What is needed
Narrow the data below down to the lines containing "icon".

[Dataset items]
★ ★ ★

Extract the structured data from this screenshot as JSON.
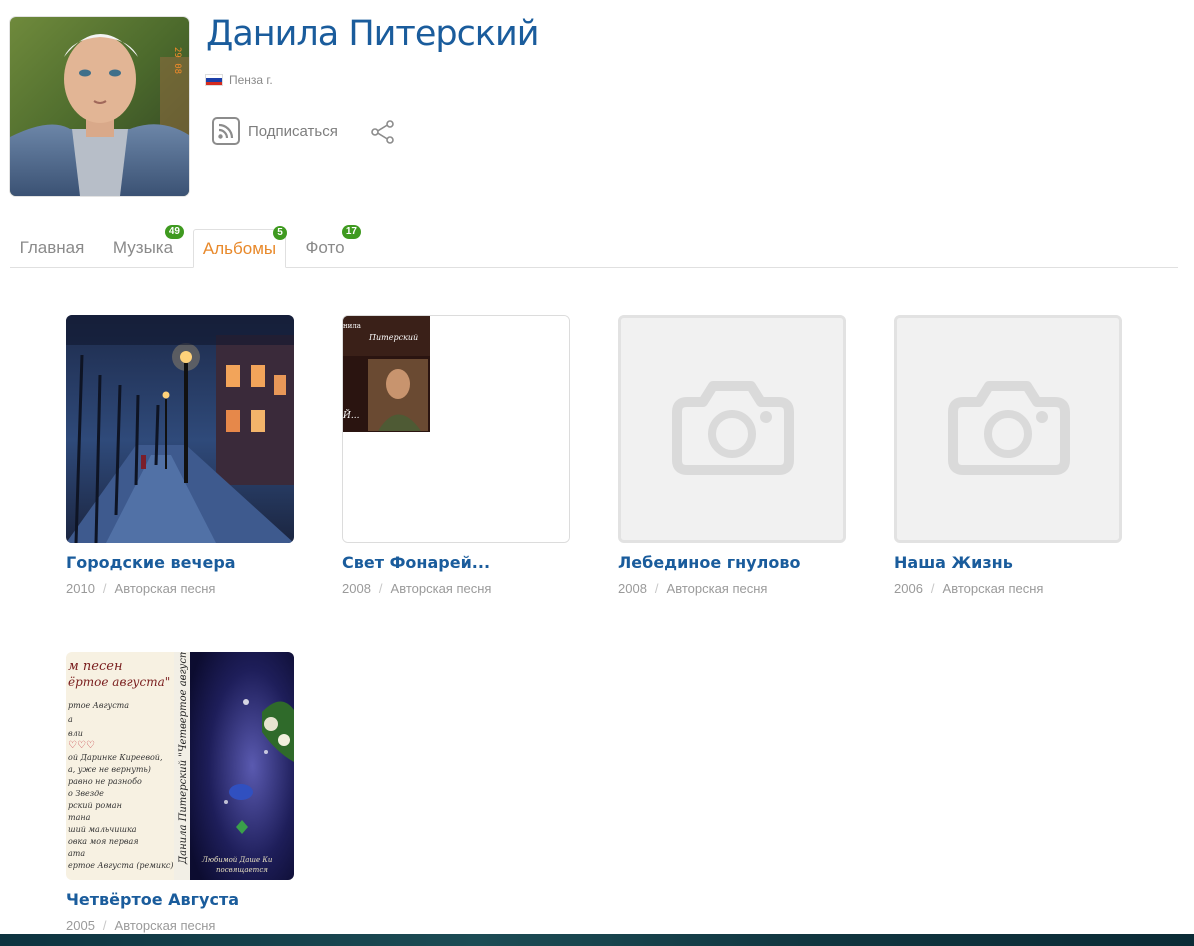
{
  "profile": {
    "name": "Данила Питерский",
    "location": "Пенза г.",
    "flag_colors": [
      "#ffffff",
      "#1c3fa8",
      "#d52b1e"
    ],
    "subscribe_label": "Подписаться",
    "subscribe_icon": "rss-icon",
    "share_icon": "share-icon"
  },
  "tabs": [
    {
      "label": "Главная",
      "badge": ""
    },
    {
      "label": "Музыка",
      "badge": "49"
    },
    {
      "label": "Альбомы",
      "badge": "5",
      "active": true
    },
    {
      "label": "Фото",
      "badge": "17"
    }
  ],
  "albums": [
    {
      "title": "Городские вечера",
      "year": "2010",
      "genre": "Авторская песня",
      "cover": "night-street-painting"
    },
    {
      "title": "Свет Фонарей...",
      "year": "2008",
      "genre": "Авторская песня",
      "cover": "portrait-thumbnail"
    },
    {
      "title": "Лебединое гнулово",
      "year": "2008",
      "genre": "Авторская песня",
      "cover": "camera-placeholder"
    },
    {
      "title": "Наша Жизнь",
      "year": "2006",
      "genre": "Авторская песня",
      "cover": "camera-placeholder"
    },
    {
      "title": "Четвёртое Августа",
      "year": "2005",
      "genre": "Авторская песня",
      "cover": "cassette-cover"
    }
  ],
  "colors": {
    "link_blue": "#1a5c9c",
    "active_tab_orange": "#e8892b",
    "badge_green": "#3f9a20",
    "muted_gray": "#8a8a8a"
  }
}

★ ★ ★

Output
    "subscribe_icon": "rss-icon",
    "share_icon": "share-icon"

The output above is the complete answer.